So Lincoln was more like Claudius than Hamlet when visiting
his father's grave, I thought after reading this. "A
man to double business bound," unable to pray sincerely
like that ambitious brother caught between love and hate.
"Bow, stubborn knees," Lincoln may well have said
that January morning, trying to find the right words to say
goodbye to his father with whom he had had a difficult relationship.
He had to find those right words, too, on Nov. 19, 1863, at
another, more famous grave site.
And find them he did, all 272 of them in the legendary address
which, as Gary Wills makes so clear in Lincoln at Gettysburg,
is a poem in prose. Part inspiration, part perspiration, the
writing of the speech is as surrounded by mystery as Coleridge's
composition of "Kubla Khan." Myth has it that Lincoln
wrote it on the train, hastily on an envelope, his muse the
rhythm of the rails. More likely, he worked on it for days,
carefully selecting, carefully omitting, for the speech gets
a good deal of its richness from what's left out.
For example, "The omission of most coupling words,"
as Wills states, of what rhetoricians call "asyndeton."
□ □ □ □ □
- **Tasks to perform**:
a. From the Lincoln passage, quote the words starting with "So Lincoln was" and going on through "famous grave site.".
b. Answer these from the Lincoln passage:
(i) How many words does the passage say the address contained?
(ii) On what date did Lincoln need the right words at the more famous grave site?
(iii) What term do rhetoricians use for the omission of most coupling words?
The listing after this point has no role in the work.

- **Provided records**:
□ □ □ □ □
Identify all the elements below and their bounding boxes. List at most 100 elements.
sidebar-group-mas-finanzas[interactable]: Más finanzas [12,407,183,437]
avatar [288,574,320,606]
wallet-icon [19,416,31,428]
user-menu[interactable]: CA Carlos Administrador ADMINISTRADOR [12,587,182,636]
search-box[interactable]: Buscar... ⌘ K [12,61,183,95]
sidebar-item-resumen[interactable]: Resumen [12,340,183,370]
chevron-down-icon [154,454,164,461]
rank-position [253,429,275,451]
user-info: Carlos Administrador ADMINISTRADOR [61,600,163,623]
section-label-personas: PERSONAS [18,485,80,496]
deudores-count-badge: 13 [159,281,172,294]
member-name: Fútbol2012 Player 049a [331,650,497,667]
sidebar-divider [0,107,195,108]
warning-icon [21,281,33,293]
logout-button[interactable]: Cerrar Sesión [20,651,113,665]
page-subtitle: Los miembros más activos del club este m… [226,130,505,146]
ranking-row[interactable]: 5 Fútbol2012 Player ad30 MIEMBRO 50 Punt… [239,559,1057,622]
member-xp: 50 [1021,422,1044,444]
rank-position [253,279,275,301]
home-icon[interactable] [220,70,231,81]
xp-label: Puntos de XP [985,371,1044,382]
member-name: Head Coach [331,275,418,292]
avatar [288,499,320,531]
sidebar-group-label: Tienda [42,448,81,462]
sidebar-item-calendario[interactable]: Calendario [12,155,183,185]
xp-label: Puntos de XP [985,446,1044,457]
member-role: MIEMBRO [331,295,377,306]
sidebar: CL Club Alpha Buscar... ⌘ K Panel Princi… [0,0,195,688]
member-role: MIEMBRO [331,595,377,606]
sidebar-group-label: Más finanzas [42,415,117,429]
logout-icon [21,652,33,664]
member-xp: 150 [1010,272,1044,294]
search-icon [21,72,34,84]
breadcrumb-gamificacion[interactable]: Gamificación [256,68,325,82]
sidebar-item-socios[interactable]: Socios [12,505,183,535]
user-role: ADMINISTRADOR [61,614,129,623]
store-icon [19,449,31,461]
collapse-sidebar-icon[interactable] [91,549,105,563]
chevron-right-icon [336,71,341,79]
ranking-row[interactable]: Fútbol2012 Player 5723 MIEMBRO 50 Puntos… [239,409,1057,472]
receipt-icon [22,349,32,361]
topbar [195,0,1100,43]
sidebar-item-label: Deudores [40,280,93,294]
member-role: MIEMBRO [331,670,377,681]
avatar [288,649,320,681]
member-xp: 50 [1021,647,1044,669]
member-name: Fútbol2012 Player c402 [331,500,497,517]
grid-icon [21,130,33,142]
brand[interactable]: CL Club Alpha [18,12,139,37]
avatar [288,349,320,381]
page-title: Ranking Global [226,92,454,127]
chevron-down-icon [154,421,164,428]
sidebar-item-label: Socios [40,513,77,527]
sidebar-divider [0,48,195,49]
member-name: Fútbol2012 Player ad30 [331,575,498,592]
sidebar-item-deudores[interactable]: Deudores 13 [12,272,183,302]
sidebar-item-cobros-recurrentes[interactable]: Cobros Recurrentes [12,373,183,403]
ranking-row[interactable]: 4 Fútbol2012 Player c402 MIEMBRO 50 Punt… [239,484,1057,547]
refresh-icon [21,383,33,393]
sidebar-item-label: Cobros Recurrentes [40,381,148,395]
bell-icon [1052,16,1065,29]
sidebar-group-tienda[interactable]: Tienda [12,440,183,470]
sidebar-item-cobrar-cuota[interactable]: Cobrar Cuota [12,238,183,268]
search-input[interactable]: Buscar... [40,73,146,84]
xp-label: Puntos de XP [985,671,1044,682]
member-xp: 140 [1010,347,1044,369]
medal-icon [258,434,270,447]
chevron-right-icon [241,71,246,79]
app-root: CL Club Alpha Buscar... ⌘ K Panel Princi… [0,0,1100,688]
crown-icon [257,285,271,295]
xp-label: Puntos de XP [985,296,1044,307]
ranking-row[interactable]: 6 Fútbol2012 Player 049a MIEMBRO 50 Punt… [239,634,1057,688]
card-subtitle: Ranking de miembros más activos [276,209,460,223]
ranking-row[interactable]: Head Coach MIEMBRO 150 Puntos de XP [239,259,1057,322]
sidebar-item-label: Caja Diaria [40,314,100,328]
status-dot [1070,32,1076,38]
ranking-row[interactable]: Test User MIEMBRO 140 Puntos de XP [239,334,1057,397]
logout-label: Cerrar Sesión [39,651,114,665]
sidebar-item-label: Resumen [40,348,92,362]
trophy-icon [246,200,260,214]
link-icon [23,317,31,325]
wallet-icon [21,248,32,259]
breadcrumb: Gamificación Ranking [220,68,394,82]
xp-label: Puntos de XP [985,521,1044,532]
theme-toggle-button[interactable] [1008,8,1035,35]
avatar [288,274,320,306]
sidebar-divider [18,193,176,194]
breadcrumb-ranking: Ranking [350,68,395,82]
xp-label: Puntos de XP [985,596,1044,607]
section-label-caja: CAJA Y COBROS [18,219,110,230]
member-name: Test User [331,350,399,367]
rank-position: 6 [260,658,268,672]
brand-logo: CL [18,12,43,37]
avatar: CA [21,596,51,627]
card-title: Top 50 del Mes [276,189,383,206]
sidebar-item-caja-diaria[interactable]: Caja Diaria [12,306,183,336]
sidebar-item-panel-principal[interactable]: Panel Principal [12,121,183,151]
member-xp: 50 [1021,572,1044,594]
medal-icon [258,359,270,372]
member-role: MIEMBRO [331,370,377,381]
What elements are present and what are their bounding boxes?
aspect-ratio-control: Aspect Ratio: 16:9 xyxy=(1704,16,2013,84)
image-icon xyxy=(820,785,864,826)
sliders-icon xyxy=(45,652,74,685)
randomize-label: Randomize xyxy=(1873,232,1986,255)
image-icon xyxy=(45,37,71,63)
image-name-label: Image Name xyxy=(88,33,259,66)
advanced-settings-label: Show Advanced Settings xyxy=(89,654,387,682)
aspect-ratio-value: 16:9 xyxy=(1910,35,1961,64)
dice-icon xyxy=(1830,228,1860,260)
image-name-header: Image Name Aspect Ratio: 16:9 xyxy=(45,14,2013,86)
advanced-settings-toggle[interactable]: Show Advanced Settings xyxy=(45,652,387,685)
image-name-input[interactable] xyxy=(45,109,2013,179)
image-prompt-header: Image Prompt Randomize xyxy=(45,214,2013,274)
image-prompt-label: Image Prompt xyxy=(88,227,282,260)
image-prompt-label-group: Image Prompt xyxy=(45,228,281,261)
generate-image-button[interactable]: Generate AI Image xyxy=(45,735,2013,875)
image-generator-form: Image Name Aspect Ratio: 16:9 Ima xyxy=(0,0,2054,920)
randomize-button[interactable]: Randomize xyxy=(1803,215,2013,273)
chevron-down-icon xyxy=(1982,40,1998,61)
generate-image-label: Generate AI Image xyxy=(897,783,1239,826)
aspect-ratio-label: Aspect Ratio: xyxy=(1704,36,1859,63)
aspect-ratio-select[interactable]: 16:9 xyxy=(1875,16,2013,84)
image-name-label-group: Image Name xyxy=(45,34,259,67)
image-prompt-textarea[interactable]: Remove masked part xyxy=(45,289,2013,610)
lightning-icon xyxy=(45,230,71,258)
□ □ □ □ □
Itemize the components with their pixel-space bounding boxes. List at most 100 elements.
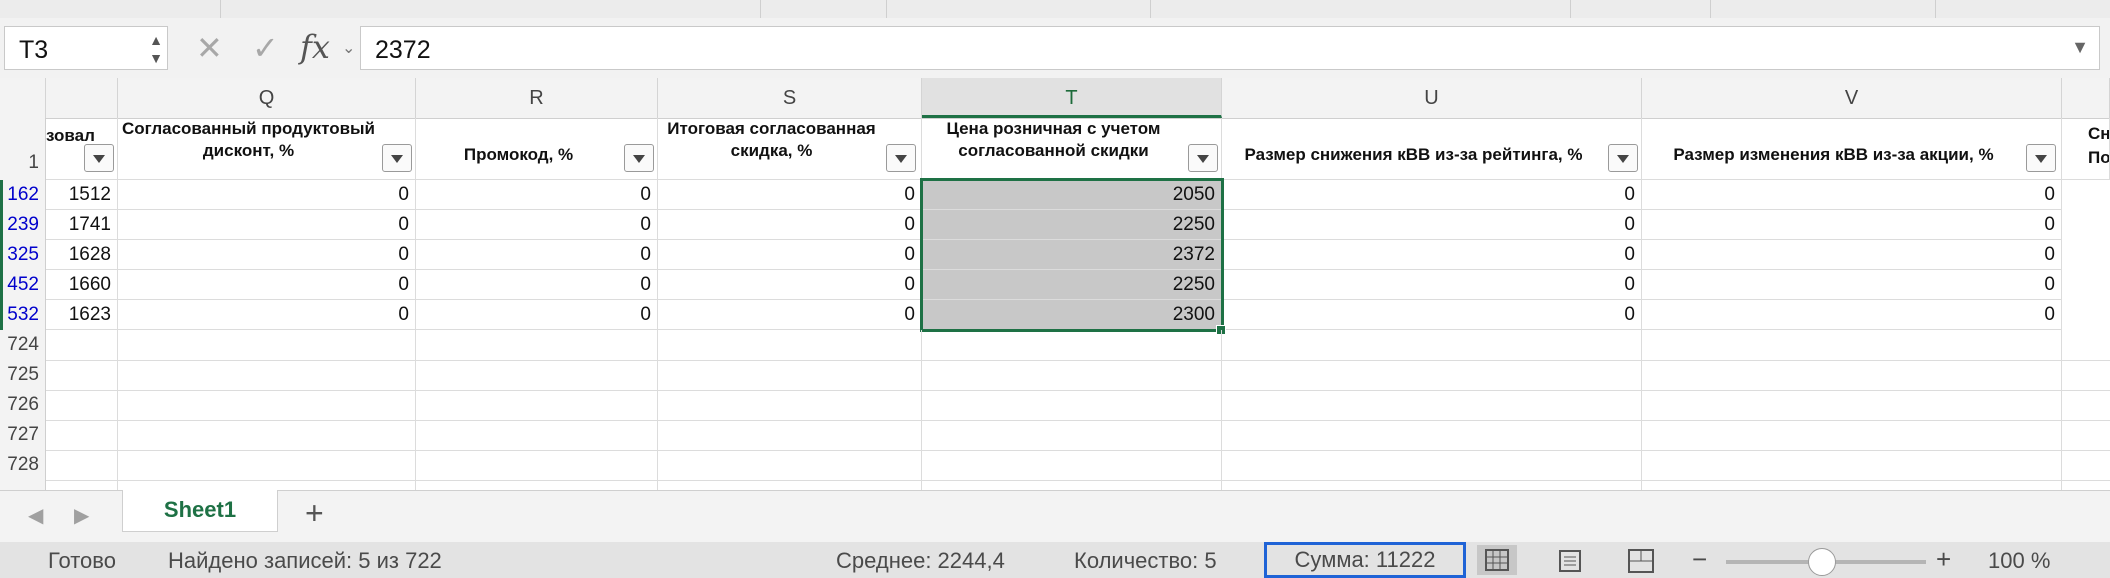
□ □ □ □ □
- **Exercise responses**:
a.
So Lincoln was more like Claudius than Hamlet when visiting
his father's grave, I thought after reading this. "A
man to double business bound," unable to pray sincerely
like that ambitious brother caught between love and hate.
"Bow, stubborn knees," Lincoln may well have said
that January morning, trying to find the right words to say
goodbye to his father with whom he had had a difficult relationship.
He had to find those right words, too, on Nov. 19, 1863, at
another, more famous grave site.

b.
(i) 272
(ii) Nov. 19, 1863
(iii) Asyndeton